[What the task asks]
Pictures do not belong in the copy. Return all of the entries exactly.

[Collected data entries]
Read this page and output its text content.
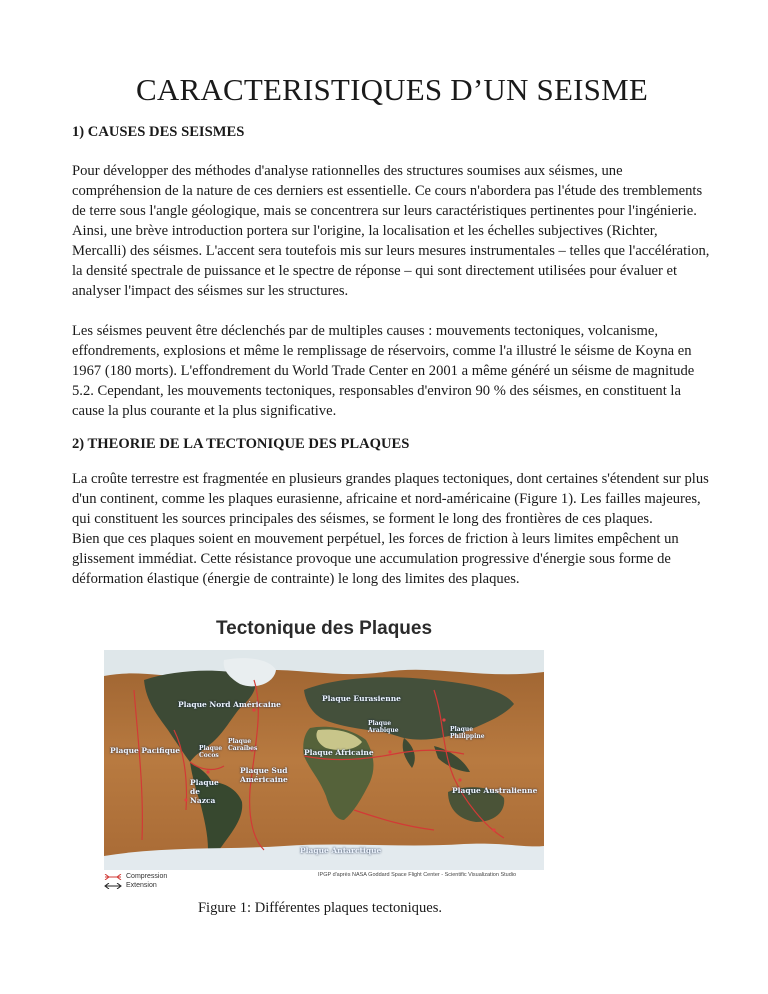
CARACTERISTIQUES D’UN SEISME
1) CAUSES DES SEISMES

Pour développer des méthodes d'analyse rationnelles des structures soumises aux séismes, une compréhension de la nature de ces derniers est essentielle. Ce cours n'abordera pas l'étude des tremblements de terre sous l'angle géologique, mais se concentrera sur leurs caractéristiques pertinentes pour l'ingénierie. Ainsi, une brève introduction portera sur l'origine, la localisation et les échelles subjectives (Richter, Mercalli) des séismes. L'accent sera toutefois mis sur leurs mesures instrumentales – telles que l'accélération, la densité spectrale de puissance et le spectre de réponse – qui sont directement utilisées pour évaluer et analyser l'impact des séismes sur les structures.

Les séismes peuvent être déclenchés par de multiples causes : mouvements tectoniques, volcanisme, effondrements, explosions et même le remplissage de réservoirs, comme l'a illustré le séisme de Koyna en 1967 (180 morts). L'effondrement du World Trade Center en 2001 a même généré un séisme de magnitude 5.2. Cependant, les mouvements tectoniques, responsables d'environ 90 % des séismes, en constituent la cause la plus courante et la plus significative.

2) THEORIE DE LA TECTONIQUE DES PLAQUES

La croûte terrestre est fragmentée en plusieurs grandes plaques tectoniques, dont certaines s'étendent sur plus d'un continent, comme les plaques eurasienne, africaine et nord-américaine (Figure 1). Les failles majeures, qui constituent les sources principales des séismes, se forment le long des frontières de ces plaques.

Bien que ces plaques soient en mouvement perpétuel, les forces de friction à leurs limites empêchent un glissement immédiat. Cette résistance provoque une accumulation progressive d'énergie sous forme de déformation élastique (énergie de contrainte) le long des limites des plaques.

Tectonique des Plaques
Plaque Nord Américaine
Plaque Eurasienne
Plaque Pacifique	Plaque Cocos
Plaque Caraïbes
Plaque Arabique
Plaque Africaine
Plaque Sud Américaine
Plaque de Nazca
Plaque Australienne
Plaque Antarctique
Plaque Philippine
Compression
Extension
IPGP d'après NASA Goddard Space Flight Center - Scientific Visualization Studio
Figure 1: Différentes plaques tectoniques.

[Full answer]
Read this page and output its text content.
CARACTERISTIQUES D’UN SEISME
1) CAUSES DES SEISMES

Pour développer des méthodes d'analyse rationnelles des structures soumises aux séismes, une compréhension de la nature de ces derniers est essentielle. Ce cours n'abordera pas l'étude des tremblements de terre sous l'angle géologique, mais se concentrera sur leurs caractéristiques pertinentes pour l'ingénierie. Ainsi, une brève introduction portera sur l'origine, la localisation et les échelles subjectives (Richter, Mercalli) des séismes. L'accent sera toutefois mis sur leurs mesures instrumentales – telles que l'accélération, la densité spectrale de puissance et le spectre de réponse – qui sont directement utilisées pour évaluer et analyser l'impact des séismes sur les structures.

Les séismes peuvent être déclenchés par de multiples causes : mouvements tectoniques, volcanisme, effondrements, explosions et même le remplissage de réservoirs, comme l'a illustré le séisme de Koyna en 1967 (180 morts). L'effondrement du World Trade Center en 2001 a même généré un séisme de magnitude 5.2. Cependant, les mouvements tectoniques, responsables d'environ 90 % des séismes, en constituent la cause la plus courante et la plus significative.

2) THEORIE DE LA TECTONIQUE DES PLAQUES

La croûte terrestre est fragmentée en plusieurs grandes plaques tectoniques, dont certaines s'étendent sur plus d'un continent, comme les plaques eurasienne, africaine et nord-américaine (Figure 1). Les failles majeures, qui constituent les sources principales des séismes, se forment le long des frontières de ces plaques.

Bien que ces plaques soient en mouvement perpétuel, les forces de friction à leurs limites empêchent un glissement immédiat. Cette résistance provoque une accumulation progressive d'énergie sous forme de déformation élastique (énergie de contrainte) le long des limites des plaques.

Tectonique des Plaques
Plaque Nord Américaine
Plaque Eurasienne
Plaque Pacifique	Plaque Cocos
Plaque Caraïbes
Plaque Arabique
Plaque Africaine
Plaque Sud Américaine
Plaque de Nazca
Plaque Australienne
Plaque Antarctique
Plaque Philippine
Compression
Extension
IPGP d'après NASA Goddard Space Flight Center - Scientific Visualization Studio
Figure 1: Différentes plaques tectoniques.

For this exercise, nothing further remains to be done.